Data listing
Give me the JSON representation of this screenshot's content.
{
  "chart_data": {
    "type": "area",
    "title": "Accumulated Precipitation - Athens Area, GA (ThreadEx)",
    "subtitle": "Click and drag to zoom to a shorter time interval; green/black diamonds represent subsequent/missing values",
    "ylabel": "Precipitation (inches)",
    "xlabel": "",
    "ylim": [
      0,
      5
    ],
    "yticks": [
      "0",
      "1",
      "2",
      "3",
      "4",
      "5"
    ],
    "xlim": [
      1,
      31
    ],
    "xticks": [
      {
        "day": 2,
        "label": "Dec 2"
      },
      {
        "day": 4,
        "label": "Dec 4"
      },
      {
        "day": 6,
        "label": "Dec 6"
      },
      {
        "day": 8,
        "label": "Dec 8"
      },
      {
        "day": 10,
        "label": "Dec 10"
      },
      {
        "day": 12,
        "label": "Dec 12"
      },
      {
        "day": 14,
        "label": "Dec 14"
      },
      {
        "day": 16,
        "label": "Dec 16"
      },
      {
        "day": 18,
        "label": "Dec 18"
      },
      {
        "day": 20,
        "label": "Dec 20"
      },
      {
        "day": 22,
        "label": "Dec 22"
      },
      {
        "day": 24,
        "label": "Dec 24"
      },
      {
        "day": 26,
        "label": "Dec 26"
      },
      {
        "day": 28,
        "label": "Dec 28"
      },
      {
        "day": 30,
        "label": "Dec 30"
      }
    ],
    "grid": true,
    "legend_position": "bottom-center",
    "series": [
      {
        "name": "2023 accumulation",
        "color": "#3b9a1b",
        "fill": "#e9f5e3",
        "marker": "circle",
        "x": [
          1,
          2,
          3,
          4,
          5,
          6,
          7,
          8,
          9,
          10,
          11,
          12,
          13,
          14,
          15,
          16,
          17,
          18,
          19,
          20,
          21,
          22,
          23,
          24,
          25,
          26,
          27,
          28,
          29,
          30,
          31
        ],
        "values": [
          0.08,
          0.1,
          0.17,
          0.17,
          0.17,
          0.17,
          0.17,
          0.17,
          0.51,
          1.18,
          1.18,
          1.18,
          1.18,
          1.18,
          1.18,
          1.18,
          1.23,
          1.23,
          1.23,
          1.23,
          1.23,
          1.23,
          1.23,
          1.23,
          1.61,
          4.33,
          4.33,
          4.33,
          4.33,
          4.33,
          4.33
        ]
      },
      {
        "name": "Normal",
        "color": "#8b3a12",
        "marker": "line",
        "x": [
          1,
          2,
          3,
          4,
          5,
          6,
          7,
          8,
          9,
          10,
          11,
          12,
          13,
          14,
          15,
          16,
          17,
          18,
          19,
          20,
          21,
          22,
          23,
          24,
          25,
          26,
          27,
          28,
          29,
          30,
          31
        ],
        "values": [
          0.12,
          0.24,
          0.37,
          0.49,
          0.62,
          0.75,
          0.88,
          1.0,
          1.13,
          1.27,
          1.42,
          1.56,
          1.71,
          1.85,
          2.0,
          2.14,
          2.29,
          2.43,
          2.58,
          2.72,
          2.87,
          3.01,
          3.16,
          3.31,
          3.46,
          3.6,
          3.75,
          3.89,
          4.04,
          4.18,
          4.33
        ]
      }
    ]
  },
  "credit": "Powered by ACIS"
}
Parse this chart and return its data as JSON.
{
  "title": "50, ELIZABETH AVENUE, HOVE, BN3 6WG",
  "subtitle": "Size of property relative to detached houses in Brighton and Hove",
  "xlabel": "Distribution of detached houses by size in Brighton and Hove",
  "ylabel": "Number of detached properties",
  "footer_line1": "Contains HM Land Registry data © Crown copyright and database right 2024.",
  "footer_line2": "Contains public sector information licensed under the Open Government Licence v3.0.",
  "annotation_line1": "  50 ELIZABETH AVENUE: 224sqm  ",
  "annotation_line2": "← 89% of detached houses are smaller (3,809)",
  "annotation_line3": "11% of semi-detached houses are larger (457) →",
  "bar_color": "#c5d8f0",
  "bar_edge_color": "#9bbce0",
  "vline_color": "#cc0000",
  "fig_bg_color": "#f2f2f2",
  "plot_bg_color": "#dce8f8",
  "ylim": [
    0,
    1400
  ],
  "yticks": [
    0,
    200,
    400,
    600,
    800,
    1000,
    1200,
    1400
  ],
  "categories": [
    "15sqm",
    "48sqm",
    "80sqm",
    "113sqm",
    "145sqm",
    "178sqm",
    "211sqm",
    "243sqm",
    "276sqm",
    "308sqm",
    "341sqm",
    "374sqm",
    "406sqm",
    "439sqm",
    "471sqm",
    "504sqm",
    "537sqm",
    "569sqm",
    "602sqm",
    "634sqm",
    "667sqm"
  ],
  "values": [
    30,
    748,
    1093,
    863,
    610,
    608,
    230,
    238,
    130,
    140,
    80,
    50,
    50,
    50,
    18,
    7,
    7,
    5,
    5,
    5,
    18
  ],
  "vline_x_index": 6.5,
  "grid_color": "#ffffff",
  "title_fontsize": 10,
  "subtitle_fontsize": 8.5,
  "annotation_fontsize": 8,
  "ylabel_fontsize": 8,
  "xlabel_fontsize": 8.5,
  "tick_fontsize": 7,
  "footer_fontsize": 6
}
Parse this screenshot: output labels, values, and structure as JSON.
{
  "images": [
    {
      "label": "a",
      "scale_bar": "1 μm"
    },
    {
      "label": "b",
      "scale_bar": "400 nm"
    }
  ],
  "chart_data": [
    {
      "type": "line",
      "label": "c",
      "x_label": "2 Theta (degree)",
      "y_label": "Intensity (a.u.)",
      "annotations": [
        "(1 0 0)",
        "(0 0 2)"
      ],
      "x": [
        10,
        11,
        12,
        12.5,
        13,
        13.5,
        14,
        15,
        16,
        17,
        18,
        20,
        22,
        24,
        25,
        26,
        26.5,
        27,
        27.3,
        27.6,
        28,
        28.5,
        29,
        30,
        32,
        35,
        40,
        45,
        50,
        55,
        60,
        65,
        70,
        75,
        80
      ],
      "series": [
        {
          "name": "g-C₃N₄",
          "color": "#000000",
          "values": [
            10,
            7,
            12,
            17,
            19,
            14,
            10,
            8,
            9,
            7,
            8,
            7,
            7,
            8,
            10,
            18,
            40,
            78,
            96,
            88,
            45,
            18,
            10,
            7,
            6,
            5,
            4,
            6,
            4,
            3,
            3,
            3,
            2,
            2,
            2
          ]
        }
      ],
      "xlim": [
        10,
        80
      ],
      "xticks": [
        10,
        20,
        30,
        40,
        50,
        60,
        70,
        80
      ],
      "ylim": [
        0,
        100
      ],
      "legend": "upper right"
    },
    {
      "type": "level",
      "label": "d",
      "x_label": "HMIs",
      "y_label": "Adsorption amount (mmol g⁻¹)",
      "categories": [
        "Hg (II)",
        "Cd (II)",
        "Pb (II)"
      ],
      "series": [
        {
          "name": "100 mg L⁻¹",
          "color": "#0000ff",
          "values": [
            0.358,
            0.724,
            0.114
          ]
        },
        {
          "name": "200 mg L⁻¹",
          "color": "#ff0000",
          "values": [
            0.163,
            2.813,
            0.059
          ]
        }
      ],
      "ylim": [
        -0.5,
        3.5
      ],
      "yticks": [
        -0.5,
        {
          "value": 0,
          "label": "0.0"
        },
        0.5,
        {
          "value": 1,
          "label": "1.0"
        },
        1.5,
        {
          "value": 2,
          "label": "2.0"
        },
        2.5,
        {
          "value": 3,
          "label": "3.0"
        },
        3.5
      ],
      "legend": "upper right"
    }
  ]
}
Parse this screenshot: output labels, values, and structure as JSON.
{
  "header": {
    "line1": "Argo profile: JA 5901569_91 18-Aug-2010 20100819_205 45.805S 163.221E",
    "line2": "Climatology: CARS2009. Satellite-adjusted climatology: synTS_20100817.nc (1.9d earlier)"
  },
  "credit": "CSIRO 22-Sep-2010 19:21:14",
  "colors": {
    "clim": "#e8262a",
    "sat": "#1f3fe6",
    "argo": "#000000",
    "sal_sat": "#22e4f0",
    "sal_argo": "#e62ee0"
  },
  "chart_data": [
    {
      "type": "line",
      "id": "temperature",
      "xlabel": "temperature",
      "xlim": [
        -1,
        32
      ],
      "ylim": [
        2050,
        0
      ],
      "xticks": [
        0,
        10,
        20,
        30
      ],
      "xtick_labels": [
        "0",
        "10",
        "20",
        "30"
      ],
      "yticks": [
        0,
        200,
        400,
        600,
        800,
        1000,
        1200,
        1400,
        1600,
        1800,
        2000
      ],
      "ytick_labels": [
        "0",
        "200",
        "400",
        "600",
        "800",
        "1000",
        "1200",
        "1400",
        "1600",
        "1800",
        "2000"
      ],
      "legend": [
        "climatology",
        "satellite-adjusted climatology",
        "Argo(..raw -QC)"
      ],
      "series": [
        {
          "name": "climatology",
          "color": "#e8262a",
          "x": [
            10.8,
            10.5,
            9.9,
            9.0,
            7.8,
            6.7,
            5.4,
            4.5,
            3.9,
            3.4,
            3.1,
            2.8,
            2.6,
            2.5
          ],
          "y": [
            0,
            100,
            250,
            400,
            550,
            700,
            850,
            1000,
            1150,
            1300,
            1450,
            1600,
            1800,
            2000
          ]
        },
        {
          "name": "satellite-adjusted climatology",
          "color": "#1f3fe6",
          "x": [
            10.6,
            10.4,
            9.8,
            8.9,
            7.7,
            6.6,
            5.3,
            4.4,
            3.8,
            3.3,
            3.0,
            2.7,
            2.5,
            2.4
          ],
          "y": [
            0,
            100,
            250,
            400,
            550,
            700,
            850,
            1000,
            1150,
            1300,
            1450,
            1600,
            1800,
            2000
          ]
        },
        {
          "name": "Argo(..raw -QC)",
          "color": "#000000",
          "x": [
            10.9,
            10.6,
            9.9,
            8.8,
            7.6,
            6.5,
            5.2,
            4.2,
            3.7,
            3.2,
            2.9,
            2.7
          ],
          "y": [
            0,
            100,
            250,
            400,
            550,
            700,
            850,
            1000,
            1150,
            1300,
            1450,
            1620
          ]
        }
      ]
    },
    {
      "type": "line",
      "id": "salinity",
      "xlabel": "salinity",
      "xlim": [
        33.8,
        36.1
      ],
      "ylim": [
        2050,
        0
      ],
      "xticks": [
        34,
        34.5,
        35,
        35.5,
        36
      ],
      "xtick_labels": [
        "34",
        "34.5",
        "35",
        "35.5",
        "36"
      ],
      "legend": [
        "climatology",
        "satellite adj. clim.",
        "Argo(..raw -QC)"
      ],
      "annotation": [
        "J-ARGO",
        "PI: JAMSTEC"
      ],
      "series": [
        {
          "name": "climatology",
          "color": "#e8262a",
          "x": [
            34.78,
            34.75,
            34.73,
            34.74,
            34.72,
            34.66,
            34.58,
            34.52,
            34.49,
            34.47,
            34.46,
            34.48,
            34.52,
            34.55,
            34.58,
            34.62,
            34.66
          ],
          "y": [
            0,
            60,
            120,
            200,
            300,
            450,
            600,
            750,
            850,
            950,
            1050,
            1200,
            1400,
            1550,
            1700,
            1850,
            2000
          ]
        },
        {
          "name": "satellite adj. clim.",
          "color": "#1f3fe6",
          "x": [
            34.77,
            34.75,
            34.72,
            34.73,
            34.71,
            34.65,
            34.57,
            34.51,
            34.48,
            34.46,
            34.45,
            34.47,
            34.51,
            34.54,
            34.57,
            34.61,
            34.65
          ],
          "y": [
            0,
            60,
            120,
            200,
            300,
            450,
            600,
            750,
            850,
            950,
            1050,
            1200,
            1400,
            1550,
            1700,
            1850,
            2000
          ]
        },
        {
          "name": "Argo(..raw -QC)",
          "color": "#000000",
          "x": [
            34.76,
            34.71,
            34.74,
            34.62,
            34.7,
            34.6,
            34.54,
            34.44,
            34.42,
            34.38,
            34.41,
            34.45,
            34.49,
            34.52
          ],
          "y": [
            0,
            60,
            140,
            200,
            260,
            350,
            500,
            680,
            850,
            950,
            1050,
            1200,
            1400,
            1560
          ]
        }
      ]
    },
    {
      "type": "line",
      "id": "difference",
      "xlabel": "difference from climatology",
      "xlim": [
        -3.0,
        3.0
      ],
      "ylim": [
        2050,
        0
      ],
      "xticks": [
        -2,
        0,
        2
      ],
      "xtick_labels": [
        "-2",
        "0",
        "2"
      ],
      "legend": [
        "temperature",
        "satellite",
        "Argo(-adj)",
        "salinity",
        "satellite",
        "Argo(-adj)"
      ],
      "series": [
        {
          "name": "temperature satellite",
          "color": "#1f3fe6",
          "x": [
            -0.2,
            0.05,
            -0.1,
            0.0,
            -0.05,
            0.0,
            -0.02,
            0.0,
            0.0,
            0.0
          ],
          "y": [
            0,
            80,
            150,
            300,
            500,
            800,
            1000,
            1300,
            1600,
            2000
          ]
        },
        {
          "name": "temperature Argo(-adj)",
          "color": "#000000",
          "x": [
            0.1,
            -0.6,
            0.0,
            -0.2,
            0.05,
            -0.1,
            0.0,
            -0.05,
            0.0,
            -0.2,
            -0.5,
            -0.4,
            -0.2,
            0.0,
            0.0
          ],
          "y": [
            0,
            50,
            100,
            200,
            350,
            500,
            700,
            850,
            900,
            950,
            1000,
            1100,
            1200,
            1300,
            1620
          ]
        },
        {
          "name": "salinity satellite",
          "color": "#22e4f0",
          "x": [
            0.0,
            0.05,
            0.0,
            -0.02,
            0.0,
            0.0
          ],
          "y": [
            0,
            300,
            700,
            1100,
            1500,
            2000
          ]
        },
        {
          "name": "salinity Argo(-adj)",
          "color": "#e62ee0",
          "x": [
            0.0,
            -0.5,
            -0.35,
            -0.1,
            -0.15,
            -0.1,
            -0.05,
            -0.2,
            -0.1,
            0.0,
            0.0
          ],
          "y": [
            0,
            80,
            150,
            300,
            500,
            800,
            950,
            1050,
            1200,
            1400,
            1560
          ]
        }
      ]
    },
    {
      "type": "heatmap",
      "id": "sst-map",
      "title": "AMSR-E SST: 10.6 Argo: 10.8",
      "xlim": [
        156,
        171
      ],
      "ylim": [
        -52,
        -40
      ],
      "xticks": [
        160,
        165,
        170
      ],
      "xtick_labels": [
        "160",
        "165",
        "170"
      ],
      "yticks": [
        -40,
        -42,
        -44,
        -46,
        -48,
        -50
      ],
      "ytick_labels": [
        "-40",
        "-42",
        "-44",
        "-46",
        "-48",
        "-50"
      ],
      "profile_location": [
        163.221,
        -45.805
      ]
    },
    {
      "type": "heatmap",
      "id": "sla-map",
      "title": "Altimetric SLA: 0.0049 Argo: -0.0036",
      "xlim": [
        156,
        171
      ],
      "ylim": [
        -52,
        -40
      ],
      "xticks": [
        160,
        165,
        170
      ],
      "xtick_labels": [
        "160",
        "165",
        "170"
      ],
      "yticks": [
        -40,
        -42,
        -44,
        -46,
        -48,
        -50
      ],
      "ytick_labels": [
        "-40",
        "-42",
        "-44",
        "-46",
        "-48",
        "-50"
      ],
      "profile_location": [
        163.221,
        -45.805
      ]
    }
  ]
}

## Problem description
Copy each line of the listing that contains the string "climatology".

## Task solution
    "line2": "Climatology: CARS2009. Satellite-adjusted climatology: synTS_20100817.nc (1.9d earlier)"
        "climatology",
        "satellite-adjusted climatology",
          "name": "climatology",
          "name": "satellite-adjusted climatology",
        "climatology",
          "name": "climatology",
      "xlabel": "difference from climatology",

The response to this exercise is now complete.